→ **EXERCISE TASK**
Images do not belong in the copy. Retype all the entries below exactly.
-- STORED RECORDS start --
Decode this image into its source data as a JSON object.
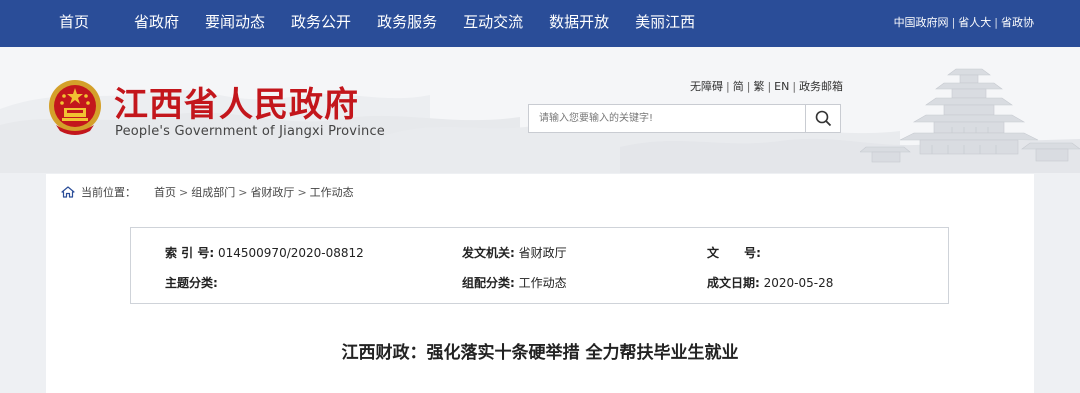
{
  "nav": {
    "items": [
      "首页",
      "省政府",
      "要闻动态",
      "政务公开",
      "政务服务",
      "互动交流",
      "数据开放",
      "美丽江西"
    ],
    "links": [
      "中国政府网",
      "省人大",
      "省政协"
    ]
  },
  "header": {
    "title": "江西省人民政府",
    "subtitle": "People's Government of Jiangxi Province",
    "util_links": [
      "无障碍",
      "简",
      "繁",
      "EN",
      "政务邮箱"
    ],
    "search_placeholder": "请输入您要输入的关键字!"
  },
  "breadcrumb": {
    "label": "当前位置：",
    "items": [
      "首页",
      "组成部门",
      "省财政厅",
      "工作动态"
    ]
  },
  "meta": {
    "index_label": "索 引 号:",
    "index_value": "014500970/2020-08812",
    "issuer_label": "发文机关:",
    "issuer_value": "省财政厅",
    "docno_label": "文      号:",
    "docno_value": "",
    "topic_label": "主题分类:",
    "topic_value": "",
    "category_label": "组配分类:",
    "category_value": "工作动态",
    "date_label": "成文日期:",
    "date_value": "2020-05-28"
  },
  "article": {
    "title": "江西财政：强化落实十条硬举措 全力帮扶毕业生就业"
  },
  "colors": {
    "nav_bg": "#2a4d98",
    "title_red": "#c3161c",
    "page_bg": "#eef0f3"
  }
}
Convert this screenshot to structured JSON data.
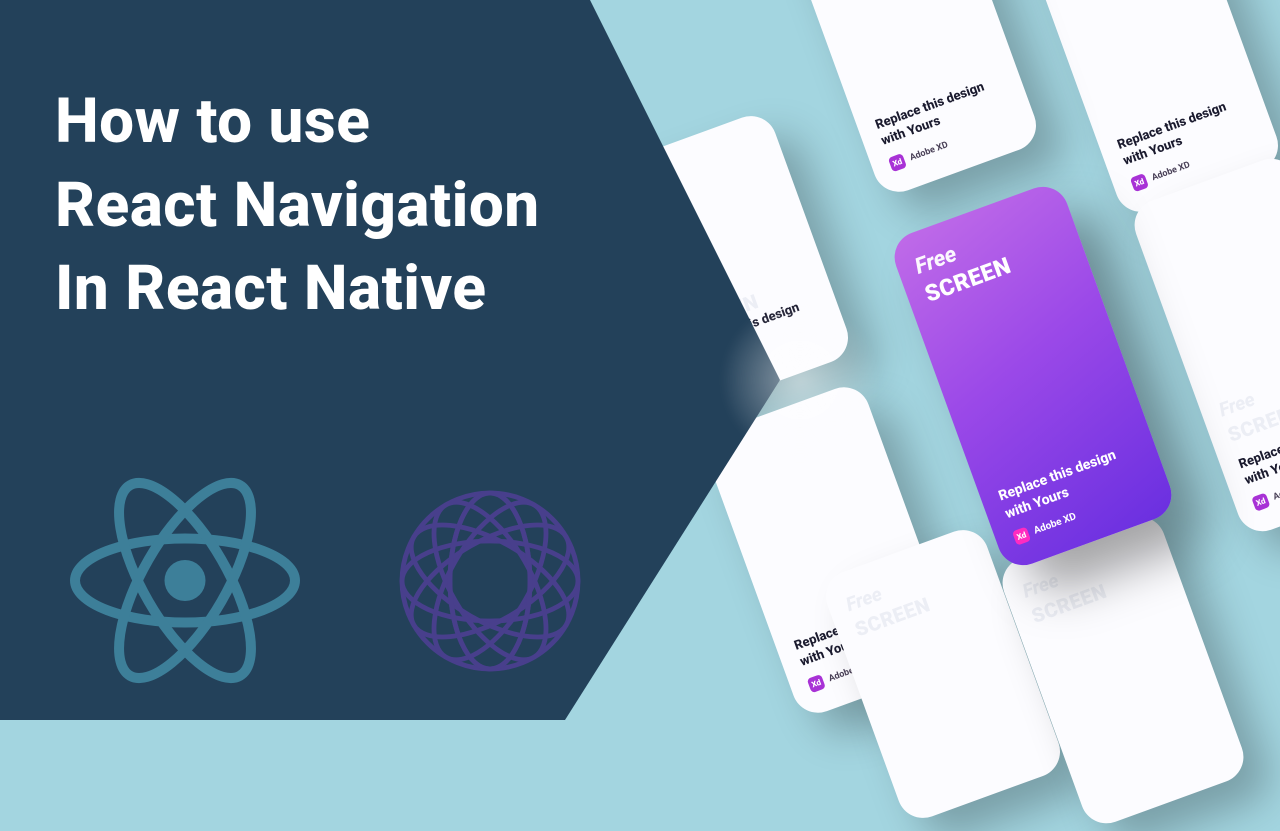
{
  "title": {
    "line1": "How to use",
    "line2": "React Navigation",
    "line3": "In React Native"
  },
  "icons": {
    "react": "react-logo",
    "nav": "react-navigation-logo"
  },
  "colors": {
    "panel": "#23415a",
    "bg": "#a3d5e0",
    "react": "#3d7f99",
    "nav": "#4a3f8f",
    "featured_start": "#c06be8",
    "featured_end": "#6a2fe0",
    "xd": "#a832d6"
  },
  "card": {
    "line1": "Free",
    "line2": "SCREEN",
    "replace_line1": "Replace this design",
    "replace_line2": "with Yours",
    "tool": "Adobe XD",
    "xd_abbrev": "Xd"
  }
}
-- STORED RECORDS end --
→ **TASK RESPONSE**
Decode this image into its source data as a JSON object.
{
  "nav": {
    "items": [
      "首页",
      "省政府",
      "要闻动态",
      "政务公开",
      "政务服务",
      "互动交流",
      "数据开放",
      "美丽江西"
    ],
    "links": [
      "中国政府网",
      "省人大",
      "省政协"
    ]
  },
  "header": {
    "title": "江西省人民政府",
    "subtitle": "People's Government of Jiangxi Province",
    "util_links": [
      "无障碍",
      "简",
      "繁",
      "EN",
      "政务邮箱"
    ],
    "search_placeholder": "请输入您要输入的关键字!"
  },
  "breadcrumb": {
    "label": "当前位置：",
    "items": [
      "首页",
      "组成部门",
      "省财政厅",
      "工作动态"
    ]
  },
  "meta": {
    "index_label": "索 引 号:",
    "index_value": "014500970/2020-08812",
    "issuer_label": "发文机关:",
    "issuer_value": "省财政厅",
    "docno_label": "文      号:",
    "docno_value": "",
    "topic_label": "主题分类:",
    "topic_value": "",
    "category_label": "组配分类:",
    "category_value": "工作动态",
    "date_label": "成文日期:",
    "date_value": "2020-05-28"
  },
  "article": {
    "title": "江西财政：强化落实十条硬举措 全力帮扶毕业生就业"
  },
  "colors": {
    "nav_bg": "#2a4d98",
    "title_red": "#c3161c",
    "page_bg": "#eef0f3"
  }
}
Convert this screenshot to structured JSON data.
{
  "title": {
    "line1": "How to use",
    "line2": "React Navigation",
    "line3": "In React Native"
  },
  "icons": {
    "react": "react-logo",
    "nav": "react-navigation-logo"
  },
  "colors": {
    "panel": "#23415a",
    "bg": "#a3d5e0",
    "react": "#3d7f99",
    "nav": "#4a3f8f",
    "featured_start": "#c06be8",
    "featured_end": "#6a2fe0",
    "xd": "#a832d6"
  },
  "card": {
    "line1": "Free",
    "line2": "SCREEN",
    "replace_line1": "Replace this design",
    "replace_line2": "with Yours",
    "tool": "Adobe XD",
    "xd_abbrev": "Xd"
  }
}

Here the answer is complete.